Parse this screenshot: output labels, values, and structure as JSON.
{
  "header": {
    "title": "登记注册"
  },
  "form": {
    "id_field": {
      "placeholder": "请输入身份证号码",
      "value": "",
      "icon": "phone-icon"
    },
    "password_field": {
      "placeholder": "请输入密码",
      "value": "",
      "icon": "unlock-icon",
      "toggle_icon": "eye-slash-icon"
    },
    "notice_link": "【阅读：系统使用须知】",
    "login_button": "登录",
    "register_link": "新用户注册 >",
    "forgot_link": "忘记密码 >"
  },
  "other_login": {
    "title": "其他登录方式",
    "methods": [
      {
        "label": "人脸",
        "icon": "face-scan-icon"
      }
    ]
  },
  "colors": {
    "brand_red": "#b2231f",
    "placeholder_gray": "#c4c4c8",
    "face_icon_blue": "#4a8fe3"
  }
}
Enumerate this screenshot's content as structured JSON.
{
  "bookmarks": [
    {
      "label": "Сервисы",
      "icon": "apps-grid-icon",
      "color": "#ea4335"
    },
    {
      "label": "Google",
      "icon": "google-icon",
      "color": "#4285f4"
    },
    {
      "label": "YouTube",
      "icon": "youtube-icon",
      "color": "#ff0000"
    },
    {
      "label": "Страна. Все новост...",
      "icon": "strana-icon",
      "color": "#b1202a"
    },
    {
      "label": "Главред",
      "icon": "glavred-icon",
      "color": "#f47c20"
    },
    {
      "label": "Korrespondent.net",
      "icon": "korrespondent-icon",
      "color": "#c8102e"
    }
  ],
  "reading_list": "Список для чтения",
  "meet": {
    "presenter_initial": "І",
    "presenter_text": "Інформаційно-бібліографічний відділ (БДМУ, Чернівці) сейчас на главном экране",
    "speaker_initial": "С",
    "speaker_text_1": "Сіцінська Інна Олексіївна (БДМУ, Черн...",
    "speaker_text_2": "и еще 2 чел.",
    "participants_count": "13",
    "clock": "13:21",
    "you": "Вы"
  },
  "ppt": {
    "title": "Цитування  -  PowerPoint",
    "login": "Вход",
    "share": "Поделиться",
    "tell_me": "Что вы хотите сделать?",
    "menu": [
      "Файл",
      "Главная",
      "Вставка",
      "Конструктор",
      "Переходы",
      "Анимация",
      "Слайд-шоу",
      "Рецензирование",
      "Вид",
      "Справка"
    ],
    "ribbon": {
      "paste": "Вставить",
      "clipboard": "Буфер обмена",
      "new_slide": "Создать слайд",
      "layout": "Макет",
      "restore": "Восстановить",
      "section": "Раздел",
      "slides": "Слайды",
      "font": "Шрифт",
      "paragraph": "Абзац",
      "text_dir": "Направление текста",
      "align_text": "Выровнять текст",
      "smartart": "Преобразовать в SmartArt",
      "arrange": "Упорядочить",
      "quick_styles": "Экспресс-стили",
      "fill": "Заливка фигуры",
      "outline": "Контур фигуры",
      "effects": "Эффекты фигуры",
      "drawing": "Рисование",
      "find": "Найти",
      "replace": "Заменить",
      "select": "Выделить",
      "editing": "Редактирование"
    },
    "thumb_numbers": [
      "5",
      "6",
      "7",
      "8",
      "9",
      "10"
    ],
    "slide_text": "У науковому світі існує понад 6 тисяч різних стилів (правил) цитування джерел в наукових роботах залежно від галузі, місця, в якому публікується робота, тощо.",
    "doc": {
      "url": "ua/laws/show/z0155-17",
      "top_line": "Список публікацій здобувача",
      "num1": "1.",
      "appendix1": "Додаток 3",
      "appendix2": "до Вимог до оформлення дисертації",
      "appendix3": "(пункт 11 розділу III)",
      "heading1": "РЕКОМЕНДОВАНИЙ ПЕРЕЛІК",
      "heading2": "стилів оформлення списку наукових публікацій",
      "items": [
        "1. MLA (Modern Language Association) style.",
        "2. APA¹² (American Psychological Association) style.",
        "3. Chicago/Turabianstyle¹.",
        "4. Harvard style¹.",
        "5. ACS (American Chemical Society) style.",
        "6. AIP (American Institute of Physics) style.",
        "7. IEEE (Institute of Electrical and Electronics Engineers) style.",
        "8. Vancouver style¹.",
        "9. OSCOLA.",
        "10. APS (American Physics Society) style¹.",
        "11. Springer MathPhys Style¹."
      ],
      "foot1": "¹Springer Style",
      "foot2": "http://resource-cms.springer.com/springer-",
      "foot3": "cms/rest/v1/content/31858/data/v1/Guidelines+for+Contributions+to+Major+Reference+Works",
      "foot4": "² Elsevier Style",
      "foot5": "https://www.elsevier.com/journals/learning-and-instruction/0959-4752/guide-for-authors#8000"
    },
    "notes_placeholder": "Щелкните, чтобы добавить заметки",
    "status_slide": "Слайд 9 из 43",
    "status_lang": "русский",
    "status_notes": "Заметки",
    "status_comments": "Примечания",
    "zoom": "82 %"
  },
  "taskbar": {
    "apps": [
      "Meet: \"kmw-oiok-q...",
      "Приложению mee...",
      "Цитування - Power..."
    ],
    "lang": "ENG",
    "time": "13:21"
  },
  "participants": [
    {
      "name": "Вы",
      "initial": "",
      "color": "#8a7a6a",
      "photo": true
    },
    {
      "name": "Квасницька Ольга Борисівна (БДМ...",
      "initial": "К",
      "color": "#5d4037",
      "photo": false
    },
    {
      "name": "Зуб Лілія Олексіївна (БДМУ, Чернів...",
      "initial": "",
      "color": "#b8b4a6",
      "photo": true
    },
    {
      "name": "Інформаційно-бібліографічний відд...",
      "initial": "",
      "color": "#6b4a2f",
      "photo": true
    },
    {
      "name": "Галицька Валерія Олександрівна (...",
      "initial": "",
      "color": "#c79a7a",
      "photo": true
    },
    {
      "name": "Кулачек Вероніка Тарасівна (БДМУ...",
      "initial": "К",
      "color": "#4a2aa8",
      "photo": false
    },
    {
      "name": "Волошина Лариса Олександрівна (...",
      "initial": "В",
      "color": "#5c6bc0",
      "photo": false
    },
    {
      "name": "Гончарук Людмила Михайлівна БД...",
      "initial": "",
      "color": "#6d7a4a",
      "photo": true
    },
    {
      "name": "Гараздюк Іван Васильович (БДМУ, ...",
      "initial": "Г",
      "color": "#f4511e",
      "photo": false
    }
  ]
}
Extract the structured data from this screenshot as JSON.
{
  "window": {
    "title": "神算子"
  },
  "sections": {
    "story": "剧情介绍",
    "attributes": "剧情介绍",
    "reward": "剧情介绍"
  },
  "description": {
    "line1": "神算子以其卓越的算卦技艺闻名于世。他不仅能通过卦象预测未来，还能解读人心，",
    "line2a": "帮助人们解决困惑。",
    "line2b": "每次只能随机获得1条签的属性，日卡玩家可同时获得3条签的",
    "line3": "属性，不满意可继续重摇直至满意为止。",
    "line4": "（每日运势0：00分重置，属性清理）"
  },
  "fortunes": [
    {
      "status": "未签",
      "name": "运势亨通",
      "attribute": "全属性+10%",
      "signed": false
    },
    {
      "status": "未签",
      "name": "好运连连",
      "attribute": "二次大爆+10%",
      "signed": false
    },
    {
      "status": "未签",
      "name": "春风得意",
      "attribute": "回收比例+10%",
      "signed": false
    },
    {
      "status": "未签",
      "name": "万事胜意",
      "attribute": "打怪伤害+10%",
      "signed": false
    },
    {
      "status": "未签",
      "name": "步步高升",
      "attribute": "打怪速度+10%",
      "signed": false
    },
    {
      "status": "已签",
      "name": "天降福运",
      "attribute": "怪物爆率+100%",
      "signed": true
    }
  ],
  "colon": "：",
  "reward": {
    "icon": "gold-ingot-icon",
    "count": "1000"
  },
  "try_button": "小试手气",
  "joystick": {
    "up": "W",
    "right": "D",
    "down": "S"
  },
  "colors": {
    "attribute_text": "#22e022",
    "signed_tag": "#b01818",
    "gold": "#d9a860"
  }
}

◆ ◆ ◆

SET PROBLEM: Report the number of lines in the listing where the string "Physics" appears, and nothing besides.

FINISHED ANSWER: 2